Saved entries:
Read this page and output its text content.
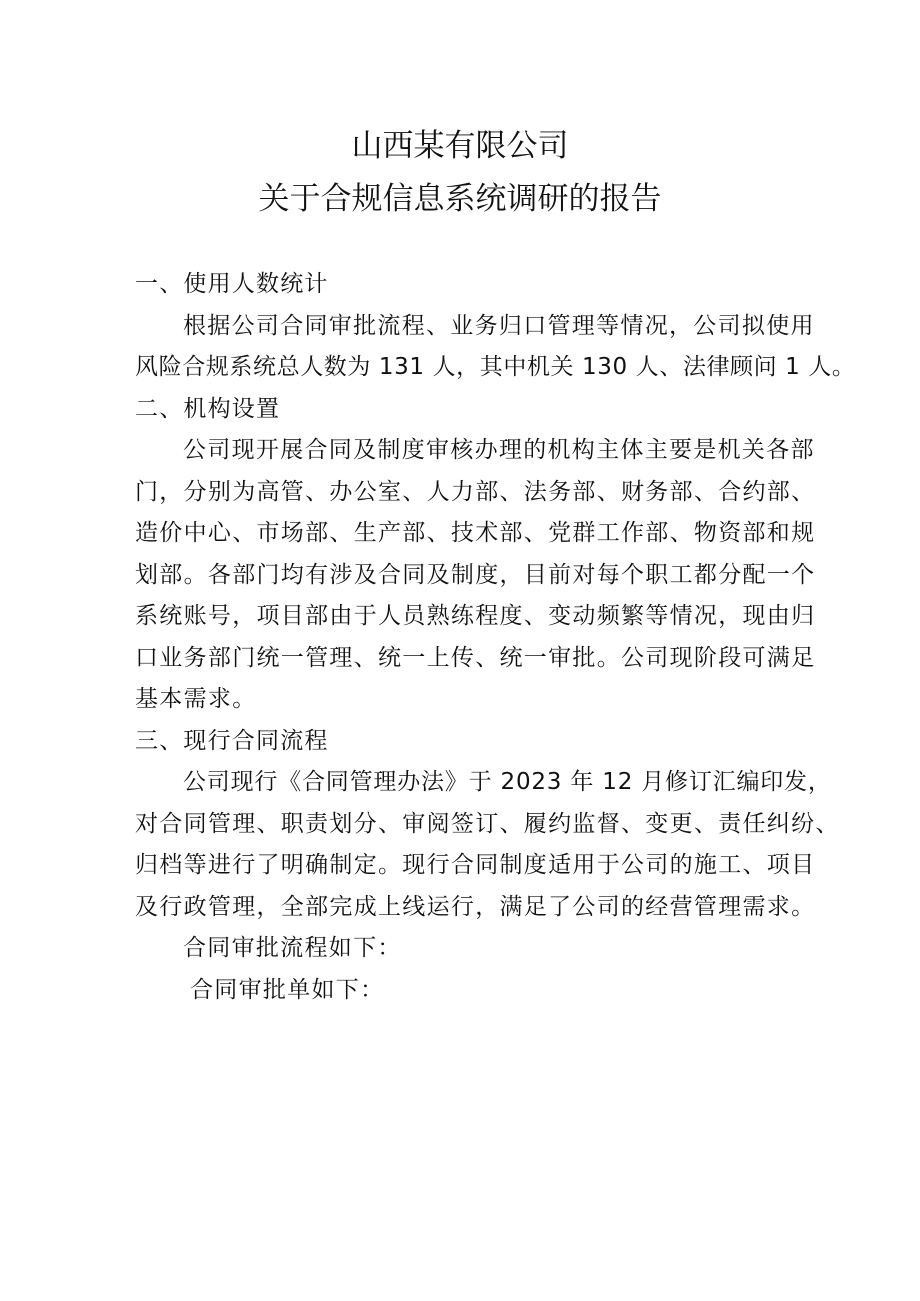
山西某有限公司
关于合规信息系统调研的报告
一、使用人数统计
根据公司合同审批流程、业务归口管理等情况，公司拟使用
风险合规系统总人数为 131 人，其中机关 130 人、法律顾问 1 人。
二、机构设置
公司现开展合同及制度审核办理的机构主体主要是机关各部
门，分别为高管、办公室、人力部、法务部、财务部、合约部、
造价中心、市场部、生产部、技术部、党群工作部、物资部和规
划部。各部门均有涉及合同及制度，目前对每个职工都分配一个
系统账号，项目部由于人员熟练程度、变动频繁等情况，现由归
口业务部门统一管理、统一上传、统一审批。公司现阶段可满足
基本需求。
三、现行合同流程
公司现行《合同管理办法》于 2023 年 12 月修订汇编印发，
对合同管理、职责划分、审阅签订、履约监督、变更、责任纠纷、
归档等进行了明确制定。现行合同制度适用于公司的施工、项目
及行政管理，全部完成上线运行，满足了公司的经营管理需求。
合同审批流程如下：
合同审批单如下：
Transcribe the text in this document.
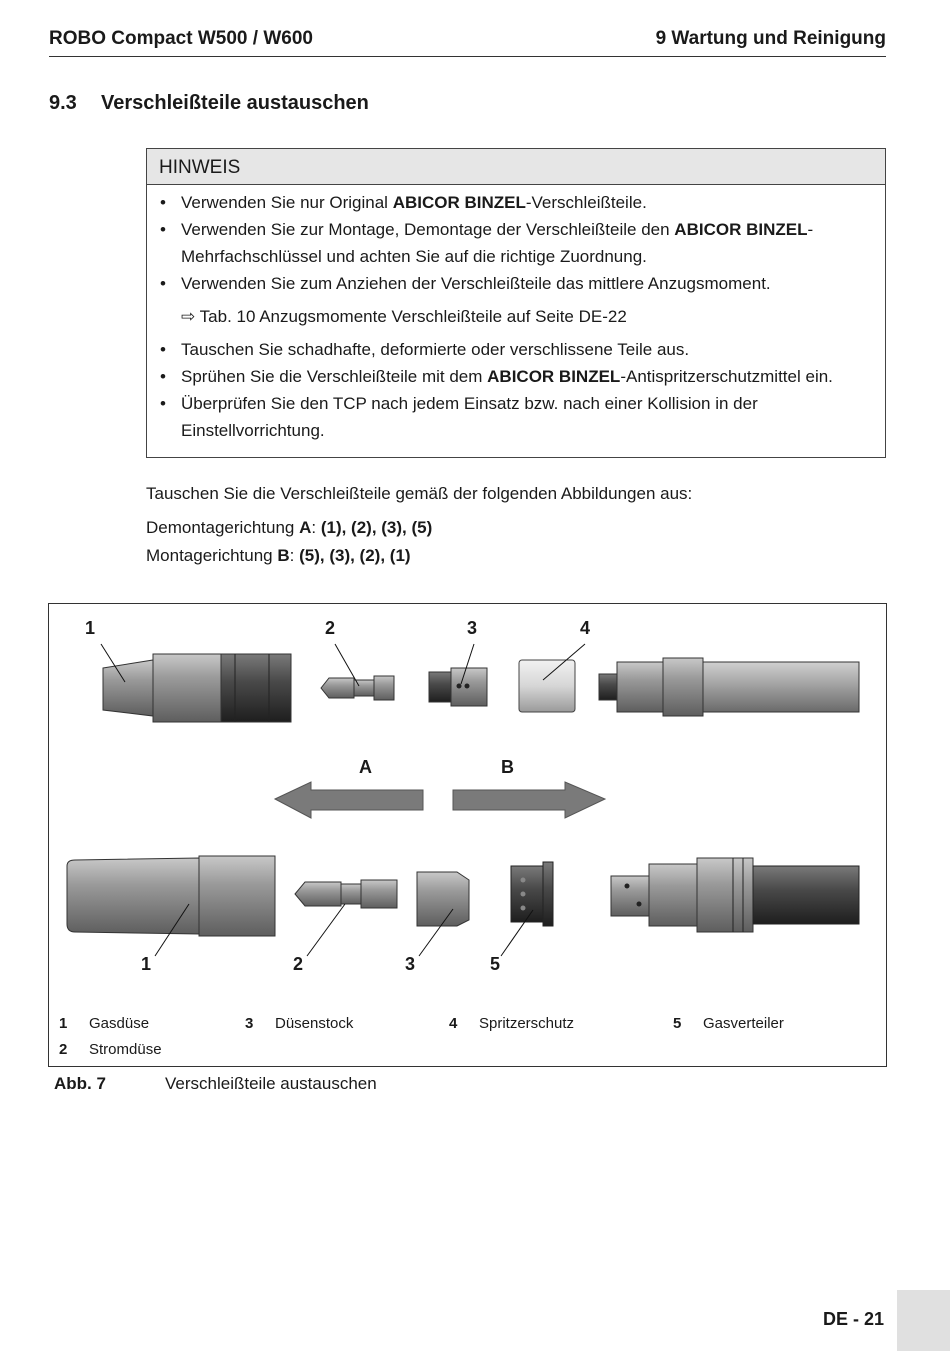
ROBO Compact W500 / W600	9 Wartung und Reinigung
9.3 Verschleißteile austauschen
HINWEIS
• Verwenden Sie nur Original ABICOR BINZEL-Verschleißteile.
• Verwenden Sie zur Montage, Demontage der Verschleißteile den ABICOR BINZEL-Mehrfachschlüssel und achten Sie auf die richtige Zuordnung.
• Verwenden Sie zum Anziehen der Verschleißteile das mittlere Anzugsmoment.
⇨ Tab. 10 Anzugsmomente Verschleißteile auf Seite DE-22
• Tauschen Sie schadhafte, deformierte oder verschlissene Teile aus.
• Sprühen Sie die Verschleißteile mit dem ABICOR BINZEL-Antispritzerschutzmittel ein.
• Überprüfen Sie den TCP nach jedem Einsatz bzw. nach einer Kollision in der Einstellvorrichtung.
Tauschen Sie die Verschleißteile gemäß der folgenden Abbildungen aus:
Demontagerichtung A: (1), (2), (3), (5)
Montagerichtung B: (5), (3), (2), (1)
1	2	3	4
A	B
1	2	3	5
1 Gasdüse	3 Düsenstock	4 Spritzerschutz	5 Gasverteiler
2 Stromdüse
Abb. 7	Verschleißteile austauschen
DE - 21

GIVEN EXERCISE » Where a line of the records above holds the word "Verwenden", copy that line.

EXERCISE ANSWER »
• Verwenden Sie nur Original ABICOR BINZEL-Verschleißteile.
• Verwenden Sie zur Montage, Demontage der Verschleißteile den ABICOR BINZEL-Mehrfachschlüssel und achten Sie auf die richtige Zuordnung.
• Verwenden Sie zum Anziehen der Verschleißteile das mittlere Anzugsmoment.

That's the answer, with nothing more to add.